§ Prompt
Here is a listing, set out below; repeat its lines from the one with "Decode this chart: output" to the last, both included, and leave out the pictures.

(Figure content listings)
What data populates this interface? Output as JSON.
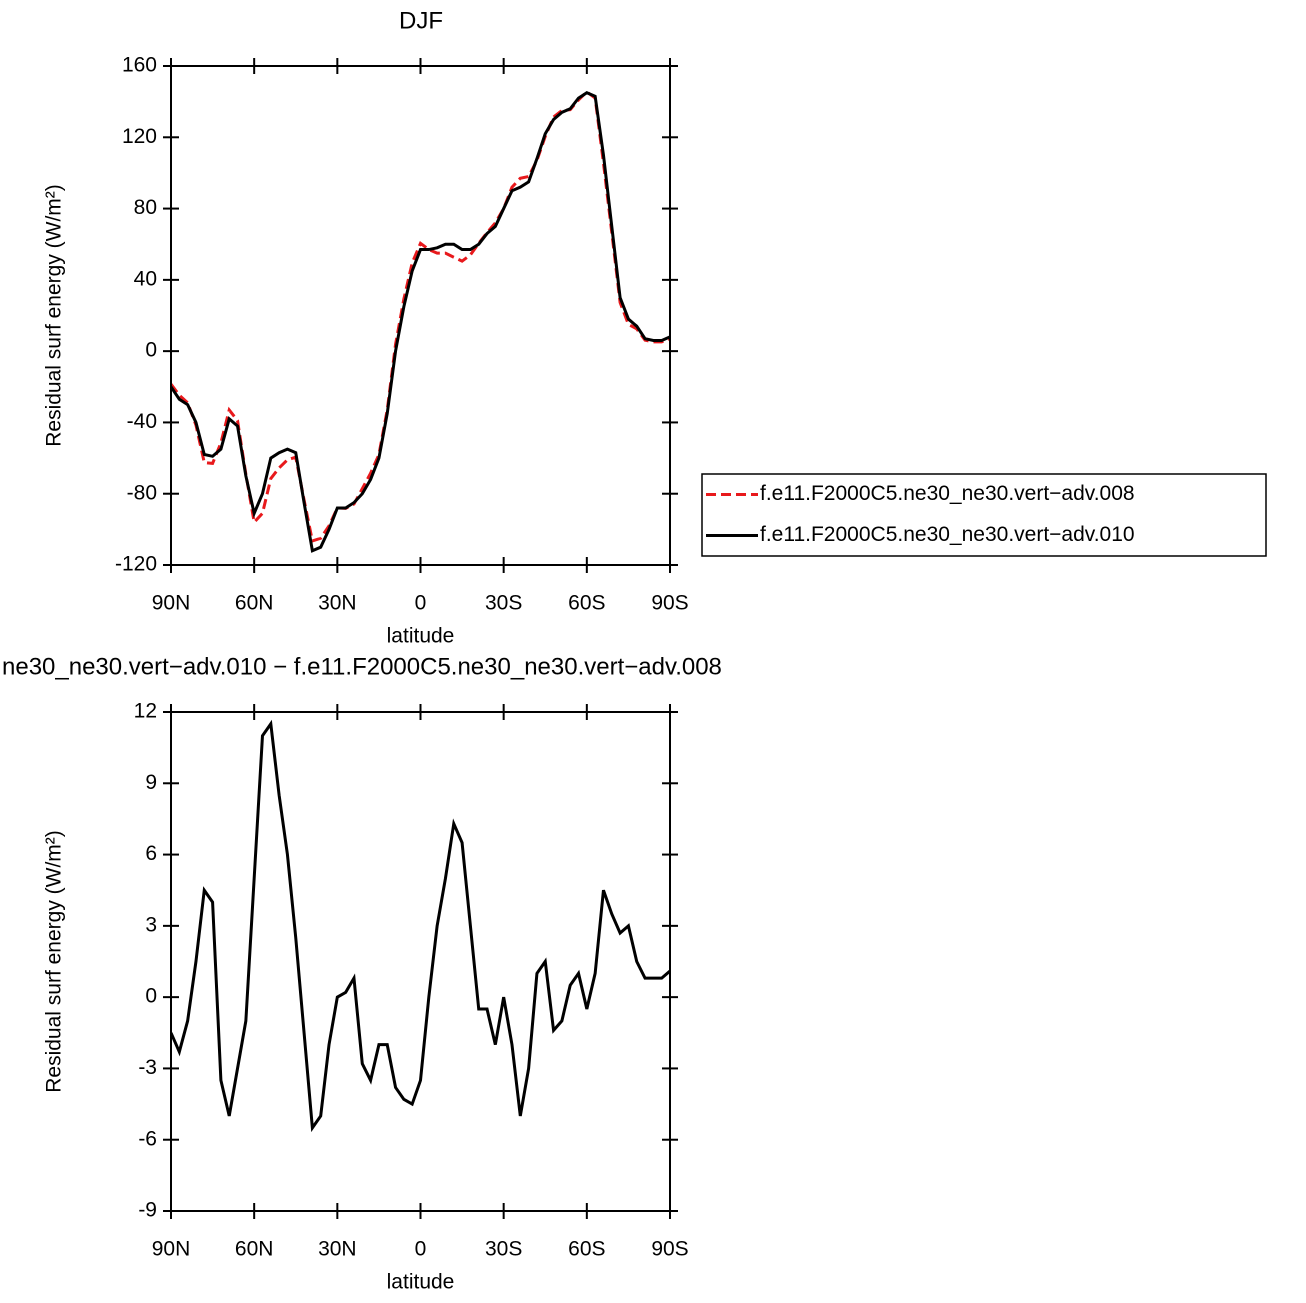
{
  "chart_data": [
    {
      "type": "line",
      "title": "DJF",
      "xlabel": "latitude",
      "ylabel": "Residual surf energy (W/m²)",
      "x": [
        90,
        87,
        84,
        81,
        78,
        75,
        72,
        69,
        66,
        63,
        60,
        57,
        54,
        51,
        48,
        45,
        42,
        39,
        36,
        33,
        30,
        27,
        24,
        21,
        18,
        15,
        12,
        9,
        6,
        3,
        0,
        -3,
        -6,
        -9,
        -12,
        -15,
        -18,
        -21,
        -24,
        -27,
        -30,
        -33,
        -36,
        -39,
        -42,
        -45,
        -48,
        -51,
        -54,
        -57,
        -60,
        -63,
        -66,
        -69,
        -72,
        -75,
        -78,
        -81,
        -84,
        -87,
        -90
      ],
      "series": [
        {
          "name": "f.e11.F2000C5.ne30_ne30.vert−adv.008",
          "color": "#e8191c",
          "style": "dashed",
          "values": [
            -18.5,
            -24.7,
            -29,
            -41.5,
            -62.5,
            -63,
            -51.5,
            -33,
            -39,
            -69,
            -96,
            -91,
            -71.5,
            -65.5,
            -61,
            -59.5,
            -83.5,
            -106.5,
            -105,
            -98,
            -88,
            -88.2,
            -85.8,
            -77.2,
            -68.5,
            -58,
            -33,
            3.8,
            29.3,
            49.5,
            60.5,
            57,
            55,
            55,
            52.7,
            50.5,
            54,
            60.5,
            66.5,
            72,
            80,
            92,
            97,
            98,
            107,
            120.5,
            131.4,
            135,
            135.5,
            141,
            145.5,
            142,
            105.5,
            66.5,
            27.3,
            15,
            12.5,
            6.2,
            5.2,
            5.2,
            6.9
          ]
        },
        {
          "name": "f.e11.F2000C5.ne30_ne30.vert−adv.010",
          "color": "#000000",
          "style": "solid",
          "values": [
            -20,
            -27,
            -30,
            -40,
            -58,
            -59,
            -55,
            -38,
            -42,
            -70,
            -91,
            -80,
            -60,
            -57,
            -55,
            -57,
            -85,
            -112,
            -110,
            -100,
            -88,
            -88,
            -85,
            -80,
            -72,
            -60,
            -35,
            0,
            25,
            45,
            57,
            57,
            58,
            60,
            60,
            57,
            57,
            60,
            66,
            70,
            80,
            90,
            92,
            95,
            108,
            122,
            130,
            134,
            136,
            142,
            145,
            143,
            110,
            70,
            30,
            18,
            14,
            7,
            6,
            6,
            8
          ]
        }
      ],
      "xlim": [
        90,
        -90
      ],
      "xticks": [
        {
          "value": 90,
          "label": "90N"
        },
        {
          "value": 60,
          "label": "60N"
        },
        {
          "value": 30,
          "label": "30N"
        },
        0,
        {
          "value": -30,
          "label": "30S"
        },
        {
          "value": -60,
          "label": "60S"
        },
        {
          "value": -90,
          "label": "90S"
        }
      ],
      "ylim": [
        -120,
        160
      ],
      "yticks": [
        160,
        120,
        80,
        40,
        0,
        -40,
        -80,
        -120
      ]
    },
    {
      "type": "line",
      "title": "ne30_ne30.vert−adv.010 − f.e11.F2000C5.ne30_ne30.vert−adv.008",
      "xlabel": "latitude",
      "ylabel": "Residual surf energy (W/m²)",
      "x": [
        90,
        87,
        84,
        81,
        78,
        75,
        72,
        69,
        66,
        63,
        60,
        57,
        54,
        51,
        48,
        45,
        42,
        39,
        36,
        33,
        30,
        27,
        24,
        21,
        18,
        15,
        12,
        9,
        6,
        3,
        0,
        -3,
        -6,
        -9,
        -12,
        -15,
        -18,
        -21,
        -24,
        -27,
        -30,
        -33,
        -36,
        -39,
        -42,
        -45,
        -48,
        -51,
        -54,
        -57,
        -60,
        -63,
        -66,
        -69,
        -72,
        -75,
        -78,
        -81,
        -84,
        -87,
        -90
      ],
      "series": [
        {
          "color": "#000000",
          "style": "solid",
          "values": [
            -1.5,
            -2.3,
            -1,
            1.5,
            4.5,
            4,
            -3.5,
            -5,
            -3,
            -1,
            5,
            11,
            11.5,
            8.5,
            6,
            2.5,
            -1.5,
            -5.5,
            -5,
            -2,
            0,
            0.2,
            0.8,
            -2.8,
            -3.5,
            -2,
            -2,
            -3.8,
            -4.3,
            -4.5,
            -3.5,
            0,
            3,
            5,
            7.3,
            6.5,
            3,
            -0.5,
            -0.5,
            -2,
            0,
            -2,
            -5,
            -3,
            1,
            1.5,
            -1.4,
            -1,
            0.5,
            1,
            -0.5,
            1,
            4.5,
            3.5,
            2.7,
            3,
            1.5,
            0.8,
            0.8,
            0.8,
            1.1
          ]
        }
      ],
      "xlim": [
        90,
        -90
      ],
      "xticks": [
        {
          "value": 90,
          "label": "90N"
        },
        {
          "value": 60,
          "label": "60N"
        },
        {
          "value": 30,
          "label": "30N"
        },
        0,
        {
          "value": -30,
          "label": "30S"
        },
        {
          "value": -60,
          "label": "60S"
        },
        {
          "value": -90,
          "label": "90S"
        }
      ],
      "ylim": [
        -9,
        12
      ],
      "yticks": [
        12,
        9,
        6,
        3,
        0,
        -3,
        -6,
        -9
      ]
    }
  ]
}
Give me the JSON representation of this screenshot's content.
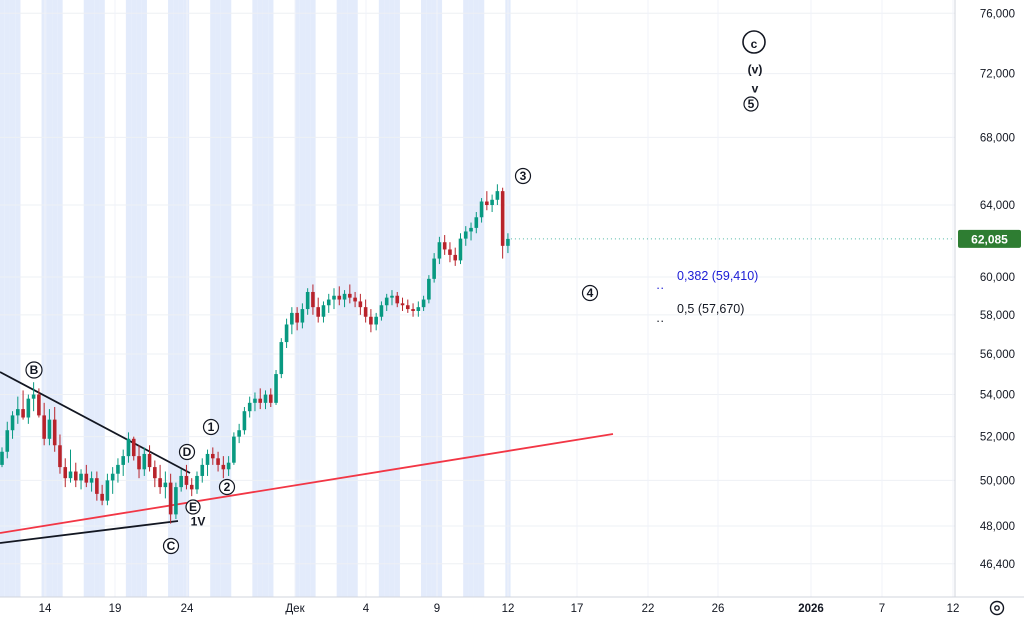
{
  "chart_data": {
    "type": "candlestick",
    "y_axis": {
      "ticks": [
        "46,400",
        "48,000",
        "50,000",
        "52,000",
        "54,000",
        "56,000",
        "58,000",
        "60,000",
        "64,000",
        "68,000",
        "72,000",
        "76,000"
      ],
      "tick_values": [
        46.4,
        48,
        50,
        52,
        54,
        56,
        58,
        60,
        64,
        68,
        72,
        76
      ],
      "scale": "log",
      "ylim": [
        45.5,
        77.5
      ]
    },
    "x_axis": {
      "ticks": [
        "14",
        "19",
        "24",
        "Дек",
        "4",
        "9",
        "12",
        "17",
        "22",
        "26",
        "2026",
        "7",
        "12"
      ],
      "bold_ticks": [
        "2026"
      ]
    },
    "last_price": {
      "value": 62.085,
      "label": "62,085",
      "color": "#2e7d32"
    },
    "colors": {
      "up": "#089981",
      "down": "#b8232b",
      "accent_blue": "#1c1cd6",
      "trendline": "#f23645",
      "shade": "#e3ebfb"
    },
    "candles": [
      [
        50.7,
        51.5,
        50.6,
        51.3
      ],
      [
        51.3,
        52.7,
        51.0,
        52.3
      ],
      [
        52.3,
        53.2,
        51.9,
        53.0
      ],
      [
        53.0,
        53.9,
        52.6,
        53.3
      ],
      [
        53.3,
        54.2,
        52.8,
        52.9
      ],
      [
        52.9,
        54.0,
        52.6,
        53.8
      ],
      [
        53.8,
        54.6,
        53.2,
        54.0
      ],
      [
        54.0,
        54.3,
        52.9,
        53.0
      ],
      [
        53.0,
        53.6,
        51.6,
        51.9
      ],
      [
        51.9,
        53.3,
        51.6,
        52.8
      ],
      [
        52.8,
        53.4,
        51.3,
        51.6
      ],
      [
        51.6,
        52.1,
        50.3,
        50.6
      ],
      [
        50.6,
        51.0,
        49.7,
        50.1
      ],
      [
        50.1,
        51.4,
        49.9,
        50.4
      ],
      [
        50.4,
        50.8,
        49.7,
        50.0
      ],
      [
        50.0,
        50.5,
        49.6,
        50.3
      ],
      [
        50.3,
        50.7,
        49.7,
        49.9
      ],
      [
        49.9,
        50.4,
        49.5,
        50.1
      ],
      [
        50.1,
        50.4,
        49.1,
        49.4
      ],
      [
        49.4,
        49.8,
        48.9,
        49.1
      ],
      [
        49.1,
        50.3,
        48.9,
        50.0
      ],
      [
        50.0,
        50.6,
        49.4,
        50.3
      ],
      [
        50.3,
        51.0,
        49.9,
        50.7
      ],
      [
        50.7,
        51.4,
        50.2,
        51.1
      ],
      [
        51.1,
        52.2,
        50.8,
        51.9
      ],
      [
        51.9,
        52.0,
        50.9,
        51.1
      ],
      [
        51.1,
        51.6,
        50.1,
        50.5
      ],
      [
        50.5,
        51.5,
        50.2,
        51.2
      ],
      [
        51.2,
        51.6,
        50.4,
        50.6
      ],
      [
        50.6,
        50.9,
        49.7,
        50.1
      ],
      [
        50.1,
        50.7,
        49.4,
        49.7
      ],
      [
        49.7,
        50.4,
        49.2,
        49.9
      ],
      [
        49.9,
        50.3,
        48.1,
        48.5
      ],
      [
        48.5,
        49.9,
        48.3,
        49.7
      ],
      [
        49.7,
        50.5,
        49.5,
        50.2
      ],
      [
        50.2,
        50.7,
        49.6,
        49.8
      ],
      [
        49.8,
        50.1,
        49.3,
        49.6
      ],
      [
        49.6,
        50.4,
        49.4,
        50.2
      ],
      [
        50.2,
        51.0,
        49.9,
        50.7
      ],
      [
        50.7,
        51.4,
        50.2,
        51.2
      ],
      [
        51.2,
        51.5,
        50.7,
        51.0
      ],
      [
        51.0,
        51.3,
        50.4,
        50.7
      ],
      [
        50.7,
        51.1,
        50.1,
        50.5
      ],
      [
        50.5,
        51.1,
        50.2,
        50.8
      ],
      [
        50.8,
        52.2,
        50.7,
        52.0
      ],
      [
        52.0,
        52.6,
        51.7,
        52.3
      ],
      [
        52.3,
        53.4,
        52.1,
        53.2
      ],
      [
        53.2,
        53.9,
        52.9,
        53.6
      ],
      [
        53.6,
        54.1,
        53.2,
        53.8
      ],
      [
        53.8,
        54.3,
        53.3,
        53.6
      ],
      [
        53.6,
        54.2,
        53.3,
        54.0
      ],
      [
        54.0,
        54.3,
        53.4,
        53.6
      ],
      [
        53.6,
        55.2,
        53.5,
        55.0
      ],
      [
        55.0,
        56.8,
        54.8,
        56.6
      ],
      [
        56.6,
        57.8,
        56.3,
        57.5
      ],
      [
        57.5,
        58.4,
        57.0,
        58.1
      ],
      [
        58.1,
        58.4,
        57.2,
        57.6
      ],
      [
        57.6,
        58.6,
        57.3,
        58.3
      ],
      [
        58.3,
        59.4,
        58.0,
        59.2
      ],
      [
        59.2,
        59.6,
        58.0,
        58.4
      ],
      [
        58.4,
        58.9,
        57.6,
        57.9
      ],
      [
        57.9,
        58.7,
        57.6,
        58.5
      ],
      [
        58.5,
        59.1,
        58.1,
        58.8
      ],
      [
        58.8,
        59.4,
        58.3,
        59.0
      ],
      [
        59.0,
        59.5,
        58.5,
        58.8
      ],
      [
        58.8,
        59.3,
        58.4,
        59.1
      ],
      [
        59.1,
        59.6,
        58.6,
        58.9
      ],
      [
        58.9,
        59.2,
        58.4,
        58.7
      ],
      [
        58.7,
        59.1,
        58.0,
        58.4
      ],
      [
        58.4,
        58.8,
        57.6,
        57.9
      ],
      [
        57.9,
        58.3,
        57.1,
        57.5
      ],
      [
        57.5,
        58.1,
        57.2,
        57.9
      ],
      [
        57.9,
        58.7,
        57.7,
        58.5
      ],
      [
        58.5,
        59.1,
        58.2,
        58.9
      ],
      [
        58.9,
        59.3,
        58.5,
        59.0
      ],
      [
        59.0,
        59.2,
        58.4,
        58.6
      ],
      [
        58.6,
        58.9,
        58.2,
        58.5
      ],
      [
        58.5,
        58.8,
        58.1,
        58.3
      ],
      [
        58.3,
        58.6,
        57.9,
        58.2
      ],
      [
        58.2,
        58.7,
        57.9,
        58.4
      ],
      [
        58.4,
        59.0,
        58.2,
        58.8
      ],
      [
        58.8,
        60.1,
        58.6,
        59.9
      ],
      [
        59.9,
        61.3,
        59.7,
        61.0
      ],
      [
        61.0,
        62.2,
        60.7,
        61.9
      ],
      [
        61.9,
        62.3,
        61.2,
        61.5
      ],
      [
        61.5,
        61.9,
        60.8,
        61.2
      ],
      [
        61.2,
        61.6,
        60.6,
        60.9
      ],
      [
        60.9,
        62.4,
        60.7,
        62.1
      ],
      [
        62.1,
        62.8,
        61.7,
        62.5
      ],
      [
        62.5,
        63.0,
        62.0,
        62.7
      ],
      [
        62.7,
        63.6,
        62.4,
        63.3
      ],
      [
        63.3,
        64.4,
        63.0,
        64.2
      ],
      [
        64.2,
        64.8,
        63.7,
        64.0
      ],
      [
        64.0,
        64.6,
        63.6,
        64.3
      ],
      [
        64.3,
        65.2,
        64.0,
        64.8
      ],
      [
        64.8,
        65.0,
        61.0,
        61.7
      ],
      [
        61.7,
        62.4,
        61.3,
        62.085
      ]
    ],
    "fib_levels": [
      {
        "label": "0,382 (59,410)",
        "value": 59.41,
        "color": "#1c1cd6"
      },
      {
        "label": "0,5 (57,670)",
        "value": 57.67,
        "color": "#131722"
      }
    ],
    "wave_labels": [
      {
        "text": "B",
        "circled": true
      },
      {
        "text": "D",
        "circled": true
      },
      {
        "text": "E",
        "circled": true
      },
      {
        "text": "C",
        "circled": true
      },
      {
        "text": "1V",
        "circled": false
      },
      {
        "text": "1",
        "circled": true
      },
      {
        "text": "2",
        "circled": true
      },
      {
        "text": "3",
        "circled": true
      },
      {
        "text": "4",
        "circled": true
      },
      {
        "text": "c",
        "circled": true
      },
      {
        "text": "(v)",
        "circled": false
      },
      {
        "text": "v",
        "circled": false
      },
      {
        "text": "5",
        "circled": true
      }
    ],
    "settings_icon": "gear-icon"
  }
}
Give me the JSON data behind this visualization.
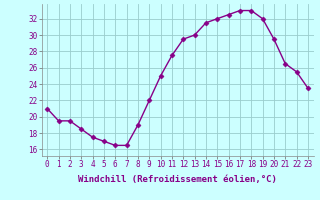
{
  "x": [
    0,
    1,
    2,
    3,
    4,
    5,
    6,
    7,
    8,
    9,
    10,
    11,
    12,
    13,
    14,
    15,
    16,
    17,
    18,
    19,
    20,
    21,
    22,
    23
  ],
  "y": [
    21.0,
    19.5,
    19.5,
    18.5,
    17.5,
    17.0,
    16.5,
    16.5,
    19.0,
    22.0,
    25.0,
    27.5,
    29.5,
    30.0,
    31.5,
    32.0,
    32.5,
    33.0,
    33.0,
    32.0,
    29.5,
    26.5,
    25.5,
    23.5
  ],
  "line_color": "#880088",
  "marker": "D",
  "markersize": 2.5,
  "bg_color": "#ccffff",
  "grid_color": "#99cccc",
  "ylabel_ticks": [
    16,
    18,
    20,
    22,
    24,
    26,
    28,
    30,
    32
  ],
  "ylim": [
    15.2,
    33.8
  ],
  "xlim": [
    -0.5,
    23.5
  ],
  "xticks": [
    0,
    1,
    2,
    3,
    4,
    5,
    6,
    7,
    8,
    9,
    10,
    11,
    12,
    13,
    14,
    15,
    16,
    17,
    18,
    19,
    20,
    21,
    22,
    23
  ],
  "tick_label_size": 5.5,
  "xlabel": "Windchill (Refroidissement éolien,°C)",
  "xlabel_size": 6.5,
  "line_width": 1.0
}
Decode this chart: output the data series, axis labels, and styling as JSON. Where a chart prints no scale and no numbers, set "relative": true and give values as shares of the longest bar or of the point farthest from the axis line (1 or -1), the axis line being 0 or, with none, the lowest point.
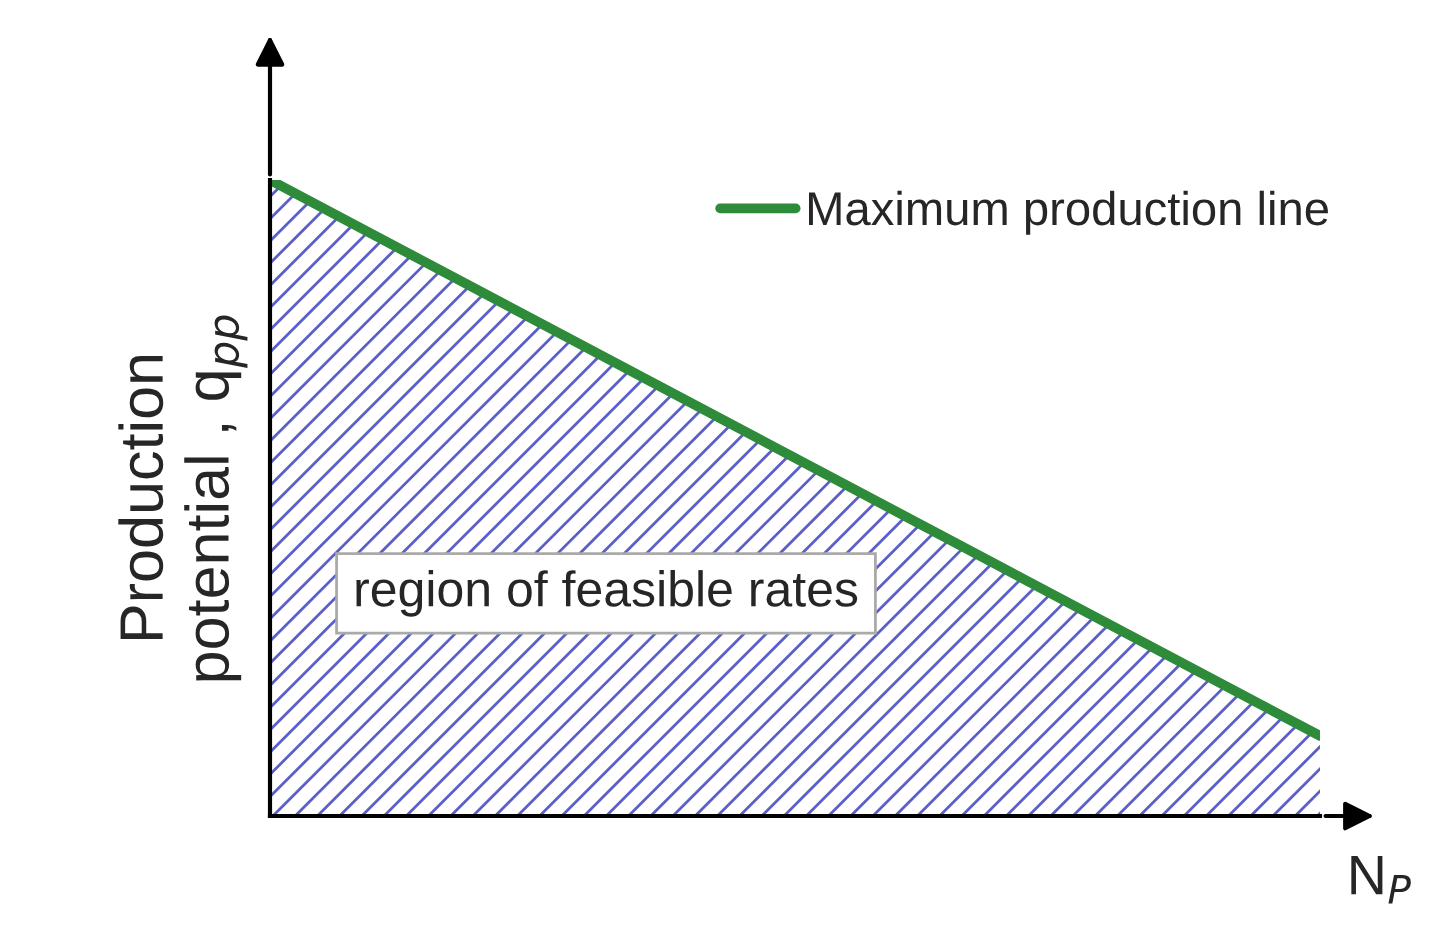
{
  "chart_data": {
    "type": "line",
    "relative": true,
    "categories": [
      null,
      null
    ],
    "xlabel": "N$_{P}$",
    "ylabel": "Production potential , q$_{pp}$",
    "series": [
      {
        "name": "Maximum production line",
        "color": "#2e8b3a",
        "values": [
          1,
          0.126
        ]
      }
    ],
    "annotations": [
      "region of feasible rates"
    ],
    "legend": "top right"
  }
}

§ Response to the task
Decode this chart: output the data series, axis labels, and styling as JSON. Where a chart prints no scale and no numbers, set "relative": true and give values as shares of the longest bar or of the point farthest from the axis line (1 or -1), the axis line being 0 or, with none, the lowest point.
{
  "chart_data": {
    "type": "line",
    "relative": true,
    "categories": [
      null,
      null
    ],
    "xlabel": "N$_{P}$",
    "ylabel": "Production potential , q$_{pp}$",
    "series": [
      {
        "name": "Maximum production line",
        "color": "#2e8b3a",
        "values": [
          1,
          0.126
        ]
      }
    ],
    "annotations": [
      "region of feasible rates"
    ],
    "legend": "top right"
  }
}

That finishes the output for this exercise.